==== EXERCISE INPUTS
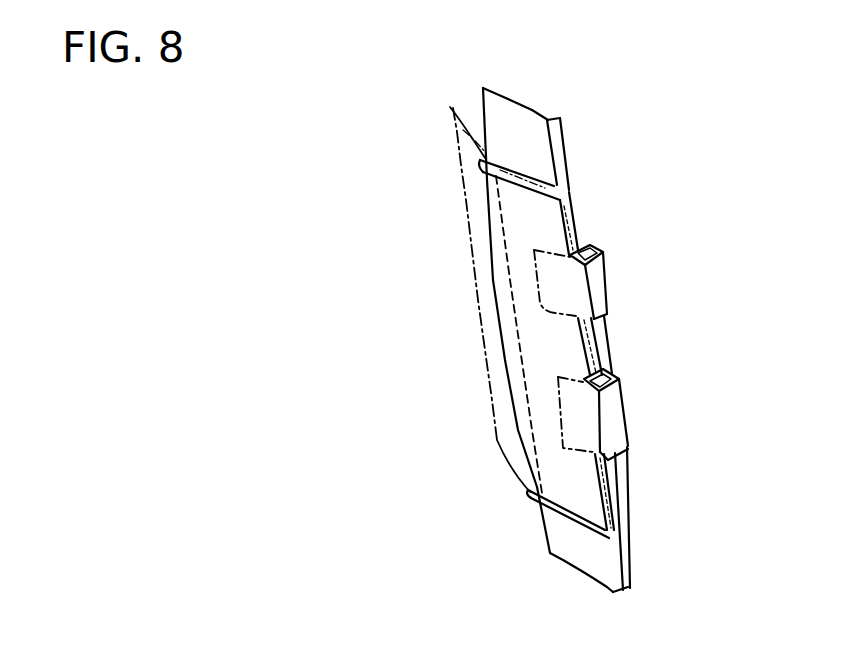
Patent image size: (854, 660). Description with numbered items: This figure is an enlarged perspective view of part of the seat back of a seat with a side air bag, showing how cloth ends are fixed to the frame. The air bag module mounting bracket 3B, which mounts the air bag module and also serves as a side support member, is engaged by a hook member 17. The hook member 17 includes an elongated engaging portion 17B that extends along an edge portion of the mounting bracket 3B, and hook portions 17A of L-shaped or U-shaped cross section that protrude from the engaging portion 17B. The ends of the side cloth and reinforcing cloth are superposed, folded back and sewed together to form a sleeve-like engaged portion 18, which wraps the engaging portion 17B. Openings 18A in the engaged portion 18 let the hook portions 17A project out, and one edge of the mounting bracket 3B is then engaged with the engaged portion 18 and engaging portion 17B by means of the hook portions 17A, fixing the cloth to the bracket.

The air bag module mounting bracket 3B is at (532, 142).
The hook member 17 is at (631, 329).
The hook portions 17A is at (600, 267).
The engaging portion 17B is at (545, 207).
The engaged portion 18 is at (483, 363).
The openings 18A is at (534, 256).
========
**EXERCISE DIRECTIONS**.
Put every line of the items above into a Markdown table with the columns No. and Text, numbering each row and skipping blank lines. Leave the pictures out.

**RESPONSE**.
| No. | Text |
|---|---|
| 1 | Patent image size: (854, 660). Description with numbered items: This figure is an enlarged perspective view of part of the seat back of a seat with a side air bag, showing how cloth ends are fixed to the frame. The air bag module mounting bracket 3B, which mounts the air bag module and also serves as a side support member, is engaged by a hook member 17. The hook member 17 includes an elongated engaging portion 17B that extends along an edge portion of the mounting bracket 3B, and hook portions 17A of L-shaped or U-shaped cross section that protrude from the engaging portion 17B. The ends of the side cloth and reinforcing cloth are superposed, folded back and sewed together to form a sleeve-like engaged portion 18, which wraps the engaging portion 17B. Openings 18A in the engaged portion 18 let the hook portions 17A project out, and one edge of the mounting bracket 3B is then engaged with the engaged portion 18 and engaging portion 17B by means of the hook portions 17A, fixing the cloth to the bracket. |
| 2 | The air bag module mounting bracket 3B is at (532, 142). |
| 3 | The hook member 17 is at (631, 329). |
| 4 | The hook portions 17A is at (600, 267). |
| 5 | The engaging portion 17B is at (545, 207). |
| 6 | The engaged portion 18 is at (483, 363). |
| 7 | The openings 18A is at (534, 256). |